**Listing**
** Begin **

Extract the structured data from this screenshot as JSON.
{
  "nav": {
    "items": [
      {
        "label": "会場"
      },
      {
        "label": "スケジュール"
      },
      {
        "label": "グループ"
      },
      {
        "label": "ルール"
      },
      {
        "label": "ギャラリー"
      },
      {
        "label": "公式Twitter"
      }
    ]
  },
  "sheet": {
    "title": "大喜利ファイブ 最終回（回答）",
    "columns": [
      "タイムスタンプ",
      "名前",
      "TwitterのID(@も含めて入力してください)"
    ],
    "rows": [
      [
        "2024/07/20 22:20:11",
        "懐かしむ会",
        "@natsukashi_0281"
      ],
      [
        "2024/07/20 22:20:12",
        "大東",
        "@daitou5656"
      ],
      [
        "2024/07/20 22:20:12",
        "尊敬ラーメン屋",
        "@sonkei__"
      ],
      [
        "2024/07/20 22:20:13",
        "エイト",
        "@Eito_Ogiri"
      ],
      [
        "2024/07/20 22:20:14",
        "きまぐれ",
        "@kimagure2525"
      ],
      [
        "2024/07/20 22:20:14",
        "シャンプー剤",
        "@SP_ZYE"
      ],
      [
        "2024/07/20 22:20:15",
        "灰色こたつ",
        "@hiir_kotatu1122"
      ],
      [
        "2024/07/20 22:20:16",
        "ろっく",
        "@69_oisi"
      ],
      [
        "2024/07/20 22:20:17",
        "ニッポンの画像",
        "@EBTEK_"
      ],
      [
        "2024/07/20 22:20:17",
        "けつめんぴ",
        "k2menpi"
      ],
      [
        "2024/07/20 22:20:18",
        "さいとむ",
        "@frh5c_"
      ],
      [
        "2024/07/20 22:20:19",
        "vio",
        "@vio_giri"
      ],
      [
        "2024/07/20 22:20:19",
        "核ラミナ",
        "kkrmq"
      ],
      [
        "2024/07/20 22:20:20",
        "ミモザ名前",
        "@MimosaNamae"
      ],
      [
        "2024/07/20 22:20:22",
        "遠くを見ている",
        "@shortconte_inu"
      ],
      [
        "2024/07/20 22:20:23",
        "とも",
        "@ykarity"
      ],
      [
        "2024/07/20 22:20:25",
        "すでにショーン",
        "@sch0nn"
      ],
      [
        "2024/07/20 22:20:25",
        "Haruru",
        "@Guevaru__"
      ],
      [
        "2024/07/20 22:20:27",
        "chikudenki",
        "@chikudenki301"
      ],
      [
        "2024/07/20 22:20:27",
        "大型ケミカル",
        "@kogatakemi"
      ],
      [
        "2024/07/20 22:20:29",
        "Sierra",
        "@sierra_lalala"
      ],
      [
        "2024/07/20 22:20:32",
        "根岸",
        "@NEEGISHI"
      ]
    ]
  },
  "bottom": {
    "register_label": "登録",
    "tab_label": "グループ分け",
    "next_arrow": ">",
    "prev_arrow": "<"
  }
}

** End **

**Exercise aim**
Reproduce every record, matching each line exactly.

**Response**
Extract the structured data from this screenshot as JSON.
{
  "nav": {
    "items": [
      {
        "label": "会場"
      },
      {
        "label": "スケジュール"
      },
      {
        "label": "グループ"
      },
      {
        "label": "ルール"
      },
      {
        "label": "ギャラリー"
      },
      {
        "label": "公式Twitter"
      }
    ]
  },
  "sheet": {
    "title": "大喜利ファイブ 最終回（回答）",
    "columns": [
      "タイムスタンプ",
      "名前",
      "TwitterのID(@も含めて入力してください)"
    ],
    "rows": [
      [
        "2024/07/20 22:20:11",
        "懐かしむ会",
        "@natsukashi_0281"
      ],
      [
        "2024/07/20 22:20:12",
        "大東",
        "@daitou5656"
      ],
      [
        "2024/07/20 22:20:12",
        "尊敬ラーメン屋",
        "@sonkei__"
      ],
      [
        "2024/07/20 22:20:13",
        "エイト",
        "@Eito_Ogiri"
      ],
      [
        "2024/07/20 22:20:14",
        "きまぐれ",
        "@kimagure2525"
      ],
      [
        "2024/07/20 22:20:14",
        "シャンプー剤",
        "@SP_ZYE"
      ],
      [
        "2024/07/20 22:20:15",
        "灰色こたつ",
        "@hiir_kotatu1122"
      ],
      [
        "2024/07/20 22:20:16",
        "ろっく",
        "@69_oisi"
      ],
      [
        "2024/07/20 22:20:17",
        "ニッポンの画像",
        "@EBTEK_"
      ],
      [
        "2024/07/20 22:20:17",
        "けつめんぴ",
        "k2menpi"
      ],
      [
        "2024/07/20 22:20:18",
        "さいとむ",
        "@frh5c_"
      ],
      [
        "2024/07/20 22:20:19",
        "vio",
        "@vio_giri"
      ],
      [
        "2024/07/20 22:20:19",
        "核ラミナ",
        "kkrmq"
      ],
      [
        "2024/07/20 22:20:20",
        "ミモザ名前",
        "@MimosaNamae"
      ],
      [
        "2024/07/20 22:20:22",
        "遠くを見ている",
        "@shortconte_inu"
      ],
      [
        "2024/07/20 22:20:23",
        "とも",
        "@ykarity"
      ],
      [
        "2024/07/20 22:20:25",
        "すでにショーン",
        "@sch0nn"
      ],
      [
        "2024/07/20 22:20:25",
        "Haruru",
        "@Guevaru__"
      ],
      [
        "2024/07/20 22:20:27",
        "chikudenki",
        "@chikudenki301"
      ],
      [
        "2024/07/20 22:20:27",
        "大型ケミカル",
        "@kogatakemi"
      ],
      [
        "2024/07/20 22:20:29",
        "Sierra",
        "@sierra_lalala"
      ],
      [
        "2024/07/20 22:20:32",
        "根岸",
        "@NEEGISHI"
      ]
    ]
  },
  "bottom": {
    "register_label": "登録",
    "tab_label": "グループ分け",
    "next_arrow": ">",
    "prev_arrow": "<"
  }
}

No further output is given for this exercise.